*What is asked:*
Count how many lines hold the string "this", and give only that number.

- - - - - - -

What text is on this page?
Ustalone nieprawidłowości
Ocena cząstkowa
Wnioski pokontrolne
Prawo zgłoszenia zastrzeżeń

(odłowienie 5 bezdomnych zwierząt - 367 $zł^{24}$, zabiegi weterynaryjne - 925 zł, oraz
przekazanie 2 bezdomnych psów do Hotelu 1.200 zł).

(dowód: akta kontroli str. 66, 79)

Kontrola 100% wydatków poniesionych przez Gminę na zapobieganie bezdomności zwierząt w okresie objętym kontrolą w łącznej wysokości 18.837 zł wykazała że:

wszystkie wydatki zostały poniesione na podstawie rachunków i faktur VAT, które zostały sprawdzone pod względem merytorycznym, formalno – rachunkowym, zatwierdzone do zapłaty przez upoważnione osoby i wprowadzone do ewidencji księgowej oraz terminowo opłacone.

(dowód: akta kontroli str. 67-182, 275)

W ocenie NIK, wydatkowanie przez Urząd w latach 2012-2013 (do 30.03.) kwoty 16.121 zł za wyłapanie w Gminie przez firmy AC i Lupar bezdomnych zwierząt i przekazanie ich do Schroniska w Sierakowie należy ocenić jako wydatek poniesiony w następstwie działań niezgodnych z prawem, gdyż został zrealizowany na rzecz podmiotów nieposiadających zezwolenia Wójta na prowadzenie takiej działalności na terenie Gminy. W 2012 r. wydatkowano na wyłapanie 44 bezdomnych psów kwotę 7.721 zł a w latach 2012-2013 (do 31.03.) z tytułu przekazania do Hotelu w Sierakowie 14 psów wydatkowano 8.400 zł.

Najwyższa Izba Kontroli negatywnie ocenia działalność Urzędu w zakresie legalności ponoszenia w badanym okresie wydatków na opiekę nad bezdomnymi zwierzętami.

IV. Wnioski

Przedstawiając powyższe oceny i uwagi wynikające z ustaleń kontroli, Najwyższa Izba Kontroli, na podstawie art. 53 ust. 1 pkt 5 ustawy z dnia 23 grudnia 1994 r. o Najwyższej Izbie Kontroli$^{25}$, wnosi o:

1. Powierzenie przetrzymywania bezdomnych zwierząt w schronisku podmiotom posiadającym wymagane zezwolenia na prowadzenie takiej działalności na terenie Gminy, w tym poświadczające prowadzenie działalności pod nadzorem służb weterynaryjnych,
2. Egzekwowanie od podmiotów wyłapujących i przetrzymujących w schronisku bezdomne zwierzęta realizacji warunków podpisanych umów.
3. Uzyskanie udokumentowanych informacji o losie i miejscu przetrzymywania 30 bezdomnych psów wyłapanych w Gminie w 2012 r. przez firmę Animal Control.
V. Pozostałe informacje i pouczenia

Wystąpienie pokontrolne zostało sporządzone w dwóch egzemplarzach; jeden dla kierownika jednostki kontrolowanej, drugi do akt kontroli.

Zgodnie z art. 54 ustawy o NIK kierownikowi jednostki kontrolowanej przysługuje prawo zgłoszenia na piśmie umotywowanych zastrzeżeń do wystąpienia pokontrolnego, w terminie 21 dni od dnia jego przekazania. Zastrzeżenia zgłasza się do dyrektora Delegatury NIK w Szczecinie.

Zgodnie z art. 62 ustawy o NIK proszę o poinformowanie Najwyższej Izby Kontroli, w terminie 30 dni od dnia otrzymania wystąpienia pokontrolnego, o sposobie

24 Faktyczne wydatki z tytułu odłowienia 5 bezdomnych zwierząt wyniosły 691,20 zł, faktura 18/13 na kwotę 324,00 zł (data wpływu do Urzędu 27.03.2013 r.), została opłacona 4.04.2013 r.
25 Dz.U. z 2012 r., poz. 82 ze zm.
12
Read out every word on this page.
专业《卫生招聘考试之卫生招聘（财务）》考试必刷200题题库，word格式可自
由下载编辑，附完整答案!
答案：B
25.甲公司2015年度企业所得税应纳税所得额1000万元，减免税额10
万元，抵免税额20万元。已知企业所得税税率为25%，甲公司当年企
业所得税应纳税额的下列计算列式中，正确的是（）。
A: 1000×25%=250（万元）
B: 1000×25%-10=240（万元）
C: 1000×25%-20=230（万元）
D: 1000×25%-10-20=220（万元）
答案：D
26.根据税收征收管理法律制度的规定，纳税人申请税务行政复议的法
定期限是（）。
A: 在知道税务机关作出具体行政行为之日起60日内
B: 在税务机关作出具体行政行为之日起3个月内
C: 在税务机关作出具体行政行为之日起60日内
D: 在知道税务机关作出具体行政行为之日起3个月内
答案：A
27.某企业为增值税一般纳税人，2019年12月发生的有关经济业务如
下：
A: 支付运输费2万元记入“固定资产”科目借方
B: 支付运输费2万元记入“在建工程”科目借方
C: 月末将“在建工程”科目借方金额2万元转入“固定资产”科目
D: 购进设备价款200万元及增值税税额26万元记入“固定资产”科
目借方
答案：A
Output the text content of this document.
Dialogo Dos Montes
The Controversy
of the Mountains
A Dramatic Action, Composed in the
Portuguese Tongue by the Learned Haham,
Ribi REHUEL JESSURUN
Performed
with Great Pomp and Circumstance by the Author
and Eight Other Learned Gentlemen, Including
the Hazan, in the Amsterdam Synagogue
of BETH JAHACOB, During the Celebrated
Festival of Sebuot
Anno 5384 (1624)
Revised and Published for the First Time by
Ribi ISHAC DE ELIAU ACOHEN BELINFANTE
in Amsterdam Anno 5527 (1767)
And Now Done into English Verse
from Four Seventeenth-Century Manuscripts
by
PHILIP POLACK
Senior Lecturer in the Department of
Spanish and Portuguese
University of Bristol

- - - - - - -

*Exercise result:*
3